* **DIRECTIONS FOR THIS TASK**
Copy all the material below, exactly as it stands.

* **INFORMATION SUPPLIED**

>> begin

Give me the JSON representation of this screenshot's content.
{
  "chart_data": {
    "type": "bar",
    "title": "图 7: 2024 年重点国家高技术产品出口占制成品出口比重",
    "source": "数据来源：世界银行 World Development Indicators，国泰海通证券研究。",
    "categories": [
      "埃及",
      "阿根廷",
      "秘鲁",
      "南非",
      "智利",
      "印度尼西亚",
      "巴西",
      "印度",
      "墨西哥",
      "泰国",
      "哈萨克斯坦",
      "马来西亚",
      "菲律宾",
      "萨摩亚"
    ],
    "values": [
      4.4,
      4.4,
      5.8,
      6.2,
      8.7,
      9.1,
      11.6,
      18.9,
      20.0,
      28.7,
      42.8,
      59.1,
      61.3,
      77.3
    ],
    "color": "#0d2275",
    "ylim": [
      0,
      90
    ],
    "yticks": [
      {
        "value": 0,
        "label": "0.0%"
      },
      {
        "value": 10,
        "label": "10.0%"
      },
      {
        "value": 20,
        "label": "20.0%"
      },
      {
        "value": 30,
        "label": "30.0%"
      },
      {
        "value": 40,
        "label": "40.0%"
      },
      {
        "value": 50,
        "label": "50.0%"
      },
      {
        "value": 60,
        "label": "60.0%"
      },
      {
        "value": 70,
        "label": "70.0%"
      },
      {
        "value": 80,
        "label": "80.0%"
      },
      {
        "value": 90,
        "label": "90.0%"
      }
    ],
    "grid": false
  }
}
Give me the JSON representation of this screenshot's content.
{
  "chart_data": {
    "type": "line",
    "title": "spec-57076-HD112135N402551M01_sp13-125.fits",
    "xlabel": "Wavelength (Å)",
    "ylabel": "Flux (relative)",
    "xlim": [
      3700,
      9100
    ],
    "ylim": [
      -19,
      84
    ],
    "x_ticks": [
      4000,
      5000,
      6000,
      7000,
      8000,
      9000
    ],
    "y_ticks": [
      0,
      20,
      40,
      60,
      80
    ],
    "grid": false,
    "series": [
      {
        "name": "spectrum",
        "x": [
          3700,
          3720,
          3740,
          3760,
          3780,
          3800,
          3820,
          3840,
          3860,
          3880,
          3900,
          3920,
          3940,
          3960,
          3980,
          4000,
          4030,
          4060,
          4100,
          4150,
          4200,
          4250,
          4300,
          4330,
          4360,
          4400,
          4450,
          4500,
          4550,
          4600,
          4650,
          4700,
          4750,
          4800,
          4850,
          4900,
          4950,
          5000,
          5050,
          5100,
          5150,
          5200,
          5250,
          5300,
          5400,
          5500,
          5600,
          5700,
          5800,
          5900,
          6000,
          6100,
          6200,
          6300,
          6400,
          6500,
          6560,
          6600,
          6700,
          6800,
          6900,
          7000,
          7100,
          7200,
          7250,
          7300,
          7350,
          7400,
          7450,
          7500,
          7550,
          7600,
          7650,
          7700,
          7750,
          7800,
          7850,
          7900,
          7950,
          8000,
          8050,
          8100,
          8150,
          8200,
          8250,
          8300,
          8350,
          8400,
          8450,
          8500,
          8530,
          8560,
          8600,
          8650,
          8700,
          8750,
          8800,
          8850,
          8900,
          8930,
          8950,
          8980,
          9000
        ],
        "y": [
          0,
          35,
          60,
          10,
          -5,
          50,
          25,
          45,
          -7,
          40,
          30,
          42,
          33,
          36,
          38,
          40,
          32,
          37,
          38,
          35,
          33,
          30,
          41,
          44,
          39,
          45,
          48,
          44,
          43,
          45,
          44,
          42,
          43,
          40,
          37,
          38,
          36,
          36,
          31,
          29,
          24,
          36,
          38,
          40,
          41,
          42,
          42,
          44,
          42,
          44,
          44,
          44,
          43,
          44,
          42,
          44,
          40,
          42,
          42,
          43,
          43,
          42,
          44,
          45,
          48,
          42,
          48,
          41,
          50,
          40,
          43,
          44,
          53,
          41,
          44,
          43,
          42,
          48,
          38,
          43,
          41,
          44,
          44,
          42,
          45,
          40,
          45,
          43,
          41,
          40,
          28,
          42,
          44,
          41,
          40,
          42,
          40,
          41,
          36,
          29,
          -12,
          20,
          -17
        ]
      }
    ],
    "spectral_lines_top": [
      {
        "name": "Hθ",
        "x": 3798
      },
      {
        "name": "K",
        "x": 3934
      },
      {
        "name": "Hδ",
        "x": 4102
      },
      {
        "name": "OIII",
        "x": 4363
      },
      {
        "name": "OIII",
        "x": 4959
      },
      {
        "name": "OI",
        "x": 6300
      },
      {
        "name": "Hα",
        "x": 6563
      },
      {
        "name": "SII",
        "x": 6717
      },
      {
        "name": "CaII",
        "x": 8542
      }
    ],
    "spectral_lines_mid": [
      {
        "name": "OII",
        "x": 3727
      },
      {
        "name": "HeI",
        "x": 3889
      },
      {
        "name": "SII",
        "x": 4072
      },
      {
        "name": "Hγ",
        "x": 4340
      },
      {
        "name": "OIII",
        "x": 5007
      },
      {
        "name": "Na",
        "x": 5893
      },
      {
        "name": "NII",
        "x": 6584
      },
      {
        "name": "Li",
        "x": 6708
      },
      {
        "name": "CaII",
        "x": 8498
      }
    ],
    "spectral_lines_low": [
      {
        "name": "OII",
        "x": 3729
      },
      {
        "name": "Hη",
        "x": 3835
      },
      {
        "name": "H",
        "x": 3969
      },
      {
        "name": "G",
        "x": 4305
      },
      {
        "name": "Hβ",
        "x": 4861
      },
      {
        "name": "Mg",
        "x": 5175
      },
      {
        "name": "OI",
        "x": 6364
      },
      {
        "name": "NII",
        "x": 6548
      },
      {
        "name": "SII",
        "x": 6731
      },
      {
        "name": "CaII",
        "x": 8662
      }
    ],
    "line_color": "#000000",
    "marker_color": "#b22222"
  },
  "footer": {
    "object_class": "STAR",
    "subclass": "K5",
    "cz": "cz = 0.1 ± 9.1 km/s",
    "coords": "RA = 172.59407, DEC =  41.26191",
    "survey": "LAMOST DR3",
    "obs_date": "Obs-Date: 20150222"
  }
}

>> end

* **REPLY**
Give me the JSON representation of this screenshot's content.
{
  "chart_data": {
    "type": "bar",
    "title": "图 7: 2024 年重点国家高技术产品出口占制成品出口比重",
    "source": "数据来源：世界银行 World Development Indicators，国泰海通证券研究。",
    "categories": [
      "埃及",
      "阿根廷",
      "秘鲁",
      "南非",
      "智利",
      "印度尼西亚",
      "巴西",
      "印度",
      "墨西哥",
      "泰国",
      "哈萨克斯坦",
      "马来西亚",
      "菲律宾",
      "萨摩亚"
    ],
    "values": [
      4.4,
      4.4,
      5.8,
      6.2,
      8.7,
      9.1,
      11.6,
      18.9,
      20.0,
      28.7,
      42.8,
      59.1,
      61.3,
      77.3
    ],
    "color": "#0d2275",
    "ylim": [
      0,
      90
    ],
    "yticks": [
      {
        "value": 0,
        "label": "0.0%"
      },
      {
        "value": 10,
        "label": "10.0%"
      },
      {
        "value": 20,
        "label": "20.0%"
      },
      {
        "value": 30,
        "label": "30.0%"
      },
      {
        "value": 40,
        "label": "40.0%"
      },
      {
        "value": 50,
        "label": "50.0%"
      },
      {
        "value": 60,
        "label": "60.0%"
      },
      {
        "value": 70,
        "label": "70.0%"
      },
      {
        "value": 80,
        "label": "80.0%"
      },
      {
        "value": 90,
        "label": "90.0%"
      }
    ],
    "grid": false
  }
}
Give me the JSON representation of this screenshot's content.
{
  "chart_data": {
    "type": "line",
    "title": "spec-57076-HD112135N402551M01_sp13-125.fits",
    "xlabel": "Wavelength (Å)",
    "ylabel": "Flux (relative)",
    "xlim": [
      3700,
      9100
    ],
    "ylim": [
      -19,
      84
    ],
    "x_ticks": [
      4000,
      5000,
      6000,
      7000,
      8000,
      9000
    ],
    "y_ticks": [
      0,
      20,
      40,
      60,
      80
    ],
    "grid": false,
    "series": [
      {
        "name": "spectrum",
        "x": [
          3700,
          3720,
          3740,
          3760,
          3780,
          3800,
          3820,
          3840,
          3860,
          3880,
          3900,
          3920,
          3940,
          3960,
          3980,
          4000,
          4030,
          4060,
          4100,
          4150,
          4200,
          4250,
          4300,
          4330,
          4360,
          4400,
          4450,
          4500,
          4550,
          4600,
          4650,
          4700,
          4750,
          4800,
          4850,
          4900,
          4950,
          5000,
          5050,
          5100,
          5150,
          5200,
          5250,
          5300,
          5400,
          5500,
          5600,
          5700,
          5800,
          5900,
          6000,
          6100,
          6200,
          6300,
          6400,
          6500,
          6560,
          6600,
          6700,
          6800,
          6900,
          7000,
          7100,
          7200,
          7250,
          7300,
          7350,
          7400,
          7450,
          7500,
          7550,
          7600,
          7650,
          7700,
          7750,
          7800,
          7850,
          7900,
          7950,
          8000,
          8050,
          8100,
          8150,
          8200,
          8250,
          8300,
          8350,
          8400,
          8450,
          8500,
          8530,
          8560,
          8600,
          8650,
          8700,
          8750,
          8800,
          8850,
          8900,
          8930,
          8950,
          8980,
          9000
        ],
        "y": [
          0,
          35,
          60,
          10,
          -5,
          50,
          25,
          45,
          -7,
          40,
          30,
          42,
          33,
          36,
          38,
          40,
          32,
          37,
          38,
          35,
          33,
          30,
          41,
          44,
          39,
          45,
          48,
          44,
          43,
          45,
          44,
          42,
          43,
          40,
          37,
          38,
          36,
          36,
          31,
          29,
          24,
          36,
          38,
          40,
          41,
          42,
          42,
          44,
          42,
          44,
          44,
          44,
          43,
          44,
          42,
          44,
          40,
          42,
          42,
          43,
          43,
          42,
          44,
          45,
          48,
          42,
          48,
          41,
          50,
          40,
          43,
          44,
          53,
          41,
          44,
          43,
          42,
          48,
          38,
          43,
          41,
          44,
          44,
          42,
          45,
          40,
          45,
          43,
          41,
          40,
          28,
          42,
          44,
          41,
          40,
          42,
          40,
          41,
          36,
          29,
          -12,
          20,
          -17
        ]
      }
    ],
    "spectral_lines_top": [
      {
        "name": "Hθ",
        "x": 3798
      },
      {
        "name": "K",
        "x": 3934
      },
      {
        "name": "Hδ",
        "x": 4102
      },
      {
        "name": "OIII",
        "x": 4363
      },
      {
        "name": "OIII",
        "x": 4959
      },
      {
        "name": "OI",
        "x": 6300
      },
      {
        "name": "Hα",
        "x": 6563
      },
      {
        "name": "SII",
        "x": 6717
      },
      {
        "name": "CaII",
        "x": 8542
      }
    ],
    "spectral_lines_mid": [
      {
        "name": "OII",
        "x": 3727
      },
      {
        "name": "HeI",
        "x": 3889
      },
      {
        "name": "SII",
        "x": 4072
      },
      {
        "name": "Hγ",
        "x": 4340
      },
      {
        "name": "OIII",
        "x": 5007
      },
      {
        "name": "Na",
        "x": 5893
      },
      {
        "name": "NII",
        "x": 6584
      },
      {
        "name": "Li",
        "x": 6708
      },
      {
        "name": "CaII",
        "x": 8498
      }
    ],
    "spectral_lines_low": [
      {
        "name": "OII",
        "x": 3729
      },
      {
        "name": "Hη",
        "x": 3835
      },
      {
        "name": "H",
        "x": 3969
      },
      {
        "name": "G",
        "x": 4305
      },
      {
        "name": "Hβ",
        "x": 4861
      },
      {
        "name": "Mg",
        "x": 5175
      },
      {
        "name": "OI",
        "x": 6364
      },
      {
        "name": "NII",
        "x": 6548
      },
      {
        "name": "SII",
        "x": 6731
      },
      {
        "name": "CaII",
        "x": 8662
      }
    ],
    "line_color": "#000000",
    "marker_color": "#b22222"
  },
  "footer": {
    "object_class": "STAR",
    "subclass": "K5",
    "cz": "cz = 0.1 ± 9.1 km/s",
    "coords": "RA = 172.59407, DEC =  41.26191",
    "survey": "LAMOST DR3",
    "obs_date": "Obs-Date: 20150222"
  }
}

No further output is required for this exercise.